TEXT SEGMENT »
Gunmen shot dead 14 civilians in an attack on a village in northeastern Mali, a local official said on Monday, amid a spate of killings by rival ethnic groups and jihadist militants that threatens to derail a presidential election later this month.

Nanou Kotia, the mayor of the regional hub of Menaka, said the attack had occurred on Sunday in a remote village 55 km (30 miles) away, near the border with Niger.

“The assailants came and opened fire on people. According to our information, there were 14 people killed, all civilians, and one truck and three other vehicles were burned,” he told Reuters by telephone.

The mayor did not say who he believed was responsible for the attack. Previous killings have been carried out by Islamist militants active in the area as well as by fighters from ethnic militia.

A statement by the Tuareg militia Gatia said the assailants belonged to a criminal gang operating along the Niger border and had targeted Tuareg civilians in the village of Injagalane.

Suspected jihadists killed more than 50 Tuareg civilians during similar village raids near Menaka in April and May, seeking to exploit ethnic tensions between mostly lighter-skinned Tuareg pastoralists and black Fulani herdsmen.

The violence in Mali, which is also used by jihadist groups as a launch pad for attacks into neighbouring countries, worries Western powers such as France and the United States, which have deployed thousands of troops to the semi-arid Sahel region.

Malians are due to vote in a presidential election in less than two weeks. The poll is meant to chart a way out of six years of political unrest and jihadist violence but the situation has only grown more volatile in recent months.

The jihadists – some with links to al Qaeda – first seized control over Mali’s desert north in 2012 before being pushed back by a French-led intervention. But they have since regrouped and now regularly attack Malian and international forces.

WHAT YOU WILL DO » Repeat the passage of the news report on the Mali village attack word for word, everything from "Nanou Kotia, the" down to "border with Niger.".

MATERIAL SUPPLIED »
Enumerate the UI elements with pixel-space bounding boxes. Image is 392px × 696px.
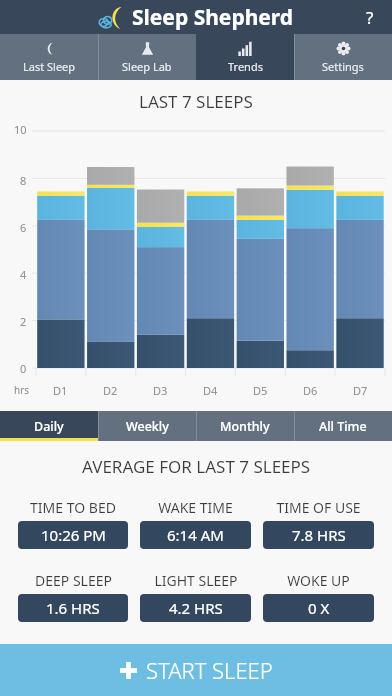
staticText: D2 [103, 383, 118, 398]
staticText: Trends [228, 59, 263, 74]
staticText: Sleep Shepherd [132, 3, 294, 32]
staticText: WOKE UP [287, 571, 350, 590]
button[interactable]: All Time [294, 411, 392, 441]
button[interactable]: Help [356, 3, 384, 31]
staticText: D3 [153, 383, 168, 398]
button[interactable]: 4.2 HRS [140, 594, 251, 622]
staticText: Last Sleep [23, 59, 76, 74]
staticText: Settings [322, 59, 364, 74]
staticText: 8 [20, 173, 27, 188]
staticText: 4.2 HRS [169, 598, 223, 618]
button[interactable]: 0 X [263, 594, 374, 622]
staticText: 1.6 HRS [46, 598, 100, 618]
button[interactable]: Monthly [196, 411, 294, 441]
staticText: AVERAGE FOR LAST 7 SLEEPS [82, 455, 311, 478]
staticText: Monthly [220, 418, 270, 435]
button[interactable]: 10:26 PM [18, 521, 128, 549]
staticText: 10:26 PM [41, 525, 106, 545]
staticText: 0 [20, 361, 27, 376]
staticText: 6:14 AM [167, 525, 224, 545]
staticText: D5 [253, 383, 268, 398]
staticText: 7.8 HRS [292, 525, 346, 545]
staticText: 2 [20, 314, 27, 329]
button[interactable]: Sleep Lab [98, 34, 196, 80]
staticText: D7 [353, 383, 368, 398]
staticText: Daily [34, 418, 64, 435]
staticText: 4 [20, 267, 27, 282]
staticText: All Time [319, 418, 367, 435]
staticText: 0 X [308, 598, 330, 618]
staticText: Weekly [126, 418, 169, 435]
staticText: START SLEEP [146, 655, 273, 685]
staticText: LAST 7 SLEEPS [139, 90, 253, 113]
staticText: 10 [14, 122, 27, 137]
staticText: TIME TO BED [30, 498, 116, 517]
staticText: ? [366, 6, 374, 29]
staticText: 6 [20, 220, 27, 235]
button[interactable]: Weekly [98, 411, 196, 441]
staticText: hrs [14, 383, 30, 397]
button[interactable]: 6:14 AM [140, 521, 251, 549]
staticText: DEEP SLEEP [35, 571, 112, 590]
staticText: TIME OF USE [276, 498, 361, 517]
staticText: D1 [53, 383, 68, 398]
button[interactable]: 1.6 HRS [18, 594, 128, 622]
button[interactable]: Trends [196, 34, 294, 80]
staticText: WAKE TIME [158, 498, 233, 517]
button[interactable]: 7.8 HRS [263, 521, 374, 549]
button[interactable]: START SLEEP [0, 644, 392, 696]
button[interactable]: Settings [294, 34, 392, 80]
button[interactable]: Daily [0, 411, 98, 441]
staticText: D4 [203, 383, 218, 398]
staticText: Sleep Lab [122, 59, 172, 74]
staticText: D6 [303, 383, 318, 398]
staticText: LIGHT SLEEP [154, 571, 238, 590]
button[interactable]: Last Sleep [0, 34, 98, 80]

--

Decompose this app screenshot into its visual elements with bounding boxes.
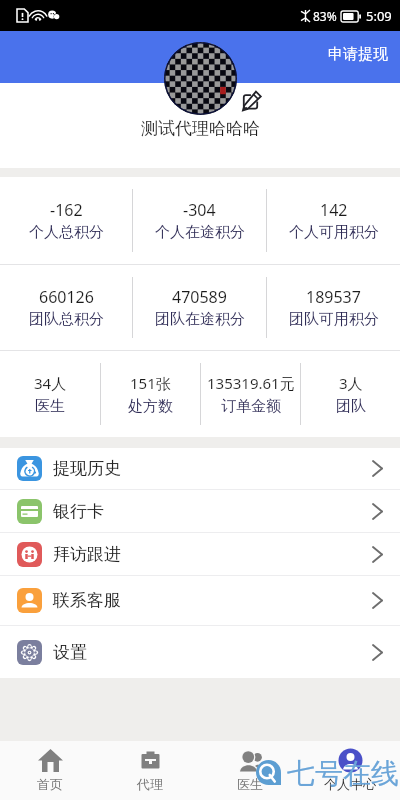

EXPECTED ANSWER »
Nanou Kotia, the mayor of the regional hub of Menaka, said the attack had occurred on Sunday in a remote village 55 km (30 miles) away, near the border with Niger.